RECORDS FOR THIS TASK:

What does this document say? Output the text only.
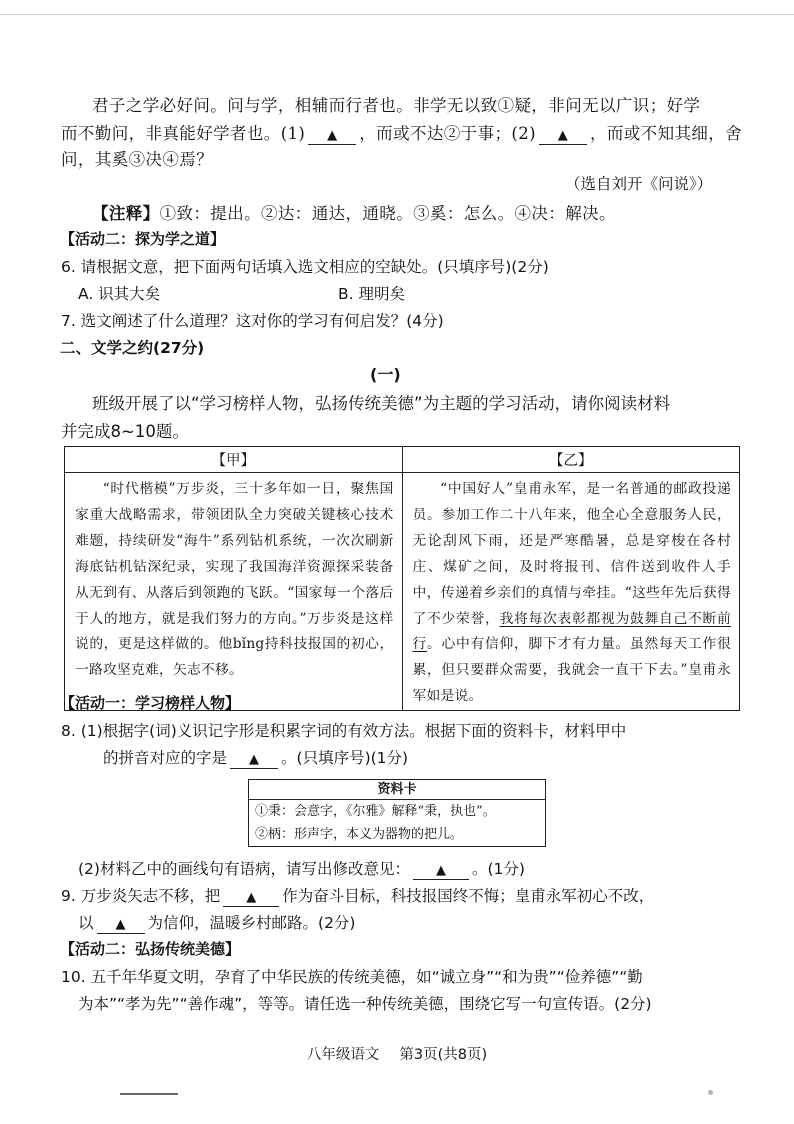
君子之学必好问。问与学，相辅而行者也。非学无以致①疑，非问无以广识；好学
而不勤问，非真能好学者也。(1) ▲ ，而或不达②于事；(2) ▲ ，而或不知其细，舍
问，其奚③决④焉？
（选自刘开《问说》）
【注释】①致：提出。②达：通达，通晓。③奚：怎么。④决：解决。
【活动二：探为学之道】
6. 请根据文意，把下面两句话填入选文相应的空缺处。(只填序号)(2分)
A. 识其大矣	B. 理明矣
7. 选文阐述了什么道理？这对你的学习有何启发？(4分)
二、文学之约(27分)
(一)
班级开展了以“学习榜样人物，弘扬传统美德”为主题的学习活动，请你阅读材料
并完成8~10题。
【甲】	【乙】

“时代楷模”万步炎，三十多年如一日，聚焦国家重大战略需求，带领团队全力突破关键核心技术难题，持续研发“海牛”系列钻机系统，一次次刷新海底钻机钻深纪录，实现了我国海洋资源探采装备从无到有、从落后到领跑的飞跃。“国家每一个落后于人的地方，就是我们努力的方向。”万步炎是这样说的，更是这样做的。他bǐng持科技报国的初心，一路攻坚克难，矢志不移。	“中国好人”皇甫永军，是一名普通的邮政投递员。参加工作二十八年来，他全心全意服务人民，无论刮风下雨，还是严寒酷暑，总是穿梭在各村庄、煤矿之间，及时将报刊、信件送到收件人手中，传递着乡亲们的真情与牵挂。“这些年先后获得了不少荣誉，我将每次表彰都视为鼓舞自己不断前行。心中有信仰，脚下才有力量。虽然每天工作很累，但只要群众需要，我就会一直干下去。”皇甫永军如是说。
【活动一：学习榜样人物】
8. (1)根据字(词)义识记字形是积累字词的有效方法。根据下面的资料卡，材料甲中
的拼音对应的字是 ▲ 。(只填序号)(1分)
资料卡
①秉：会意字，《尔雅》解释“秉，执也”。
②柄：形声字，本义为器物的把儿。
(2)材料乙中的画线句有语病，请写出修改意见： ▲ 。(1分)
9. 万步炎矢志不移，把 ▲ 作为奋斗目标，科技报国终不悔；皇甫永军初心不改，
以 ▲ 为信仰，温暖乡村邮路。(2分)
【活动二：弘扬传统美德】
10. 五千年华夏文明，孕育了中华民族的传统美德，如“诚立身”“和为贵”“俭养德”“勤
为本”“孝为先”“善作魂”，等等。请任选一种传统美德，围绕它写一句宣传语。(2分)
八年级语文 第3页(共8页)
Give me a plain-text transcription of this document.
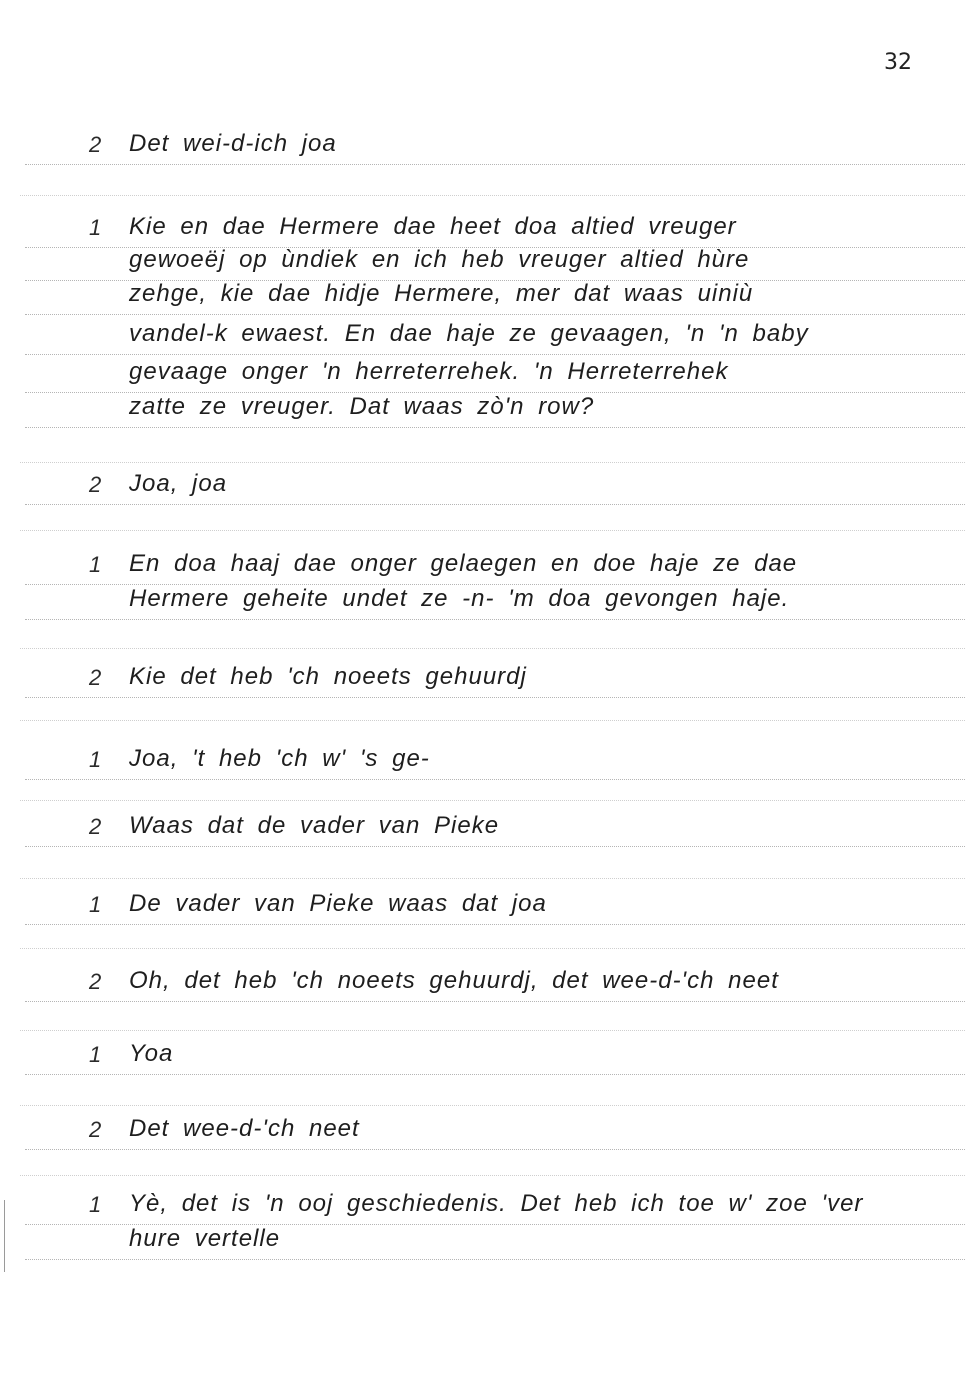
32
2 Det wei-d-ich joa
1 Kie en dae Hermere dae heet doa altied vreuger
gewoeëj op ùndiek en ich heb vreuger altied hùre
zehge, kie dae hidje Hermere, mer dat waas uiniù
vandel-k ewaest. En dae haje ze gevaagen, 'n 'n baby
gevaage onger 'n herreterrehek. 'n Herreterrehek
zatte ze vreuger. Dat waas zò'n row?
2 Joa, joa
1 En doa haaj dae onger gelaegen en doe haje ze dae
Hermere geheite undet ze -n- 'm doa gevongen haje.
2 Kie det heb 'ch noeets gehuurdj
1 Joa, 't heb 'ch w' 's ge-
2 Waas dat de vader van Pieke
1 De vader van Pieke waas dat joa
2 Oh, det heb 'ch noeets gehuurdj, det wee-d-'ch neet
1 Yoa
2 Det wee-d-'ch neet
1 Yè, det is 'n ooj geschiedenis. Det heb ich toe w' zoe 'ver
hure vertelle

YOUR TASK: Find "document". Copy every line it occurs in.

TASK RESULT:
What does this document say? Output the text only.
Give me a plain-text transcription of this document.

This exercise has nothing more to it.